Exercise aim – Look for the word "lejiaoyun" in the entries below, then copy every line that has it.

=-=-=-=-=

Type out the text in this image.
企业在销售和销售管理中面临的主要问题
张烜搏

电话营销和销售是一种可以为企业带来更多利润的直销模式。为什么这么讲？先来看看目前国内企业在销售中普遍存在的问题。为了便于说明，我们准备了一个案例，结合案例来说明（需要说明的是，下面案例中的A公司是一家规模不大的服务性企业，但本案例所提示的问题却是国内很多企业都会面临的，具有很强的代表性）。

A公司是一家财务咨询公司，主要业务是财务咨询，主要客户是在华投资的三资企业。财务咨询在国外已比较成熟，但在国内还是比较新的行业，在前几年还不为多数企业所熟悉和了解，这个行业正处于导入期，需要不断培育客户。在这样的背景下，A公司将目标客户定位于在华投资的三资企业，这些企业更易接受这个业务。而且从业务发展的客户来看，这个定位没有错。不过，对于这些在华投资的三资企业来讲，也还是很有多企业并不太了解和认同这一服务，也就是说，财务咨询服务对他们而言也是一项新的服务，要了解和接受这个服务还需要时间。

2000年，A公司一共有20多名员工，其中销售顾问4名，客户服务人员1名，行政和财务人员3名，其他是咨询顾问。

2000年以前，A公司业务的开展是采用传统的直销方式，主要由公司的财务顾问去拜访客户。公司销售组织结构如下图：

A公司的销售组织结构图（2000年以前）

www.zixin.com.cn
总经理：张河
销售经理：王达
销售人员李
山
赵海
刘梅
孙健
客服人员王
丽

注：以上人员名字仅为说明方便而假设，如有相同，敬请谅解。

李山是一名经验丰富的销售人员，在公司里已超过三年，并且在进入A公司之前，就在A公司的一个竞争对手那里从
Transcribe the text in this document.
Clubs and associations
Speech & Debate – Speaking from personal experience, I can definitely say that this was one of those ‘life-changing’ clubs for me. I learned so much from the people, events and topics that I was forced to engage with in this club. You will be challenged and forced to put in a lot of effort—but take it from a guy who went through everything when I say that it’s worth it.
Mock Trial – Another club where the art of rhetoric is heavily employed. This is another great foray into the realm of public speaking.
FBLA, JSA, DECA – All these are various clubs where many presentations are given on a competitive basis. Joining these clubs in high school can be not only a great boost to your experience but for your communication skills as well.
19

=-=-=-=-=

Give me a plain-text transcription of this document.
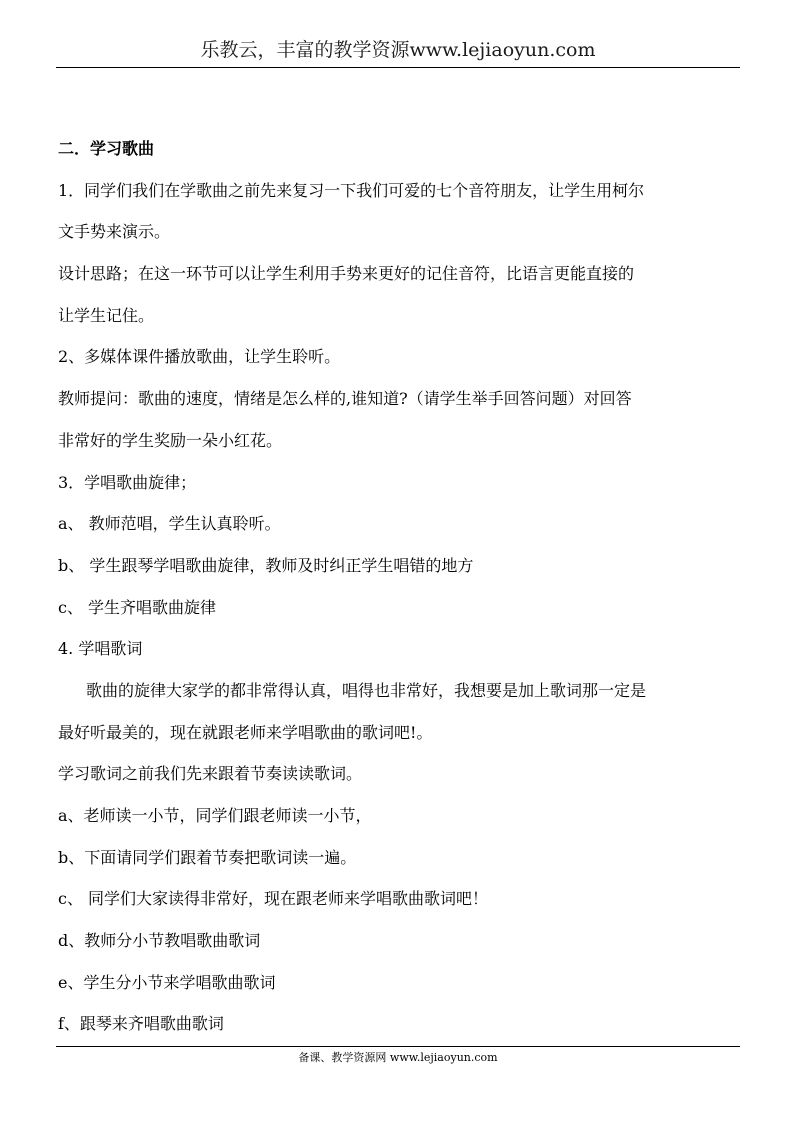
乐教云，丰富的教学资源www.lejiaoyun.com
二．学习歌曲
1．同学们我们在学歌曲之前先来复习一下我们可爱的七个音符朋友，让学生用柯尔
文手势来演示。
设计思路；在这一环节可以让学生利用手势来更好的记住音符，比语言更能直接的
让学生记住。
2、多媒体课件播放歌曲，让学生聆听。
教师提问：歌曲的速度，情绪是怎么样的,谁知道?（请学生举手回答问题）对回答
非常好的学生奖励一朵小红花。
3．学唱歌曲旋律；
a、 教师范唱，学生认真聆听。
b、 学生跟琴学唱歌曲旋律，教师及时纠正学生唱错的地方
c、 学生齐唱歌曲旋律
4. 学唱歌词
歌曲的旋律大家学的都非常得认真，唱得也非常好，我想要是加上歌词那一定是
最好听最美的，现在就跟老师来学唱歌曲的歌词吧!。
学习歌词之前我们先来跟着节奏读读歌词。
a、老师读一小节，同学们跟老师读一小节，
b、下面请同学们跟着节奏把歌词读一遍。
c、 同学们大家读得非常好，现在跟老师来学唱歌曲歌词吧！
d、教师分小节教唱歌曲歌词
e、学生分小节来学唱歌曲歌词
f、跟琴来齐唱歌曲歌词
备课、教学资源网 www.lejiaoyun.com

=-=-=-=-=

Finished exercise –
乐教云，丰富的教学资源www.lejiaoyun.com
备课、教学资源网 www.lejiaoyun.com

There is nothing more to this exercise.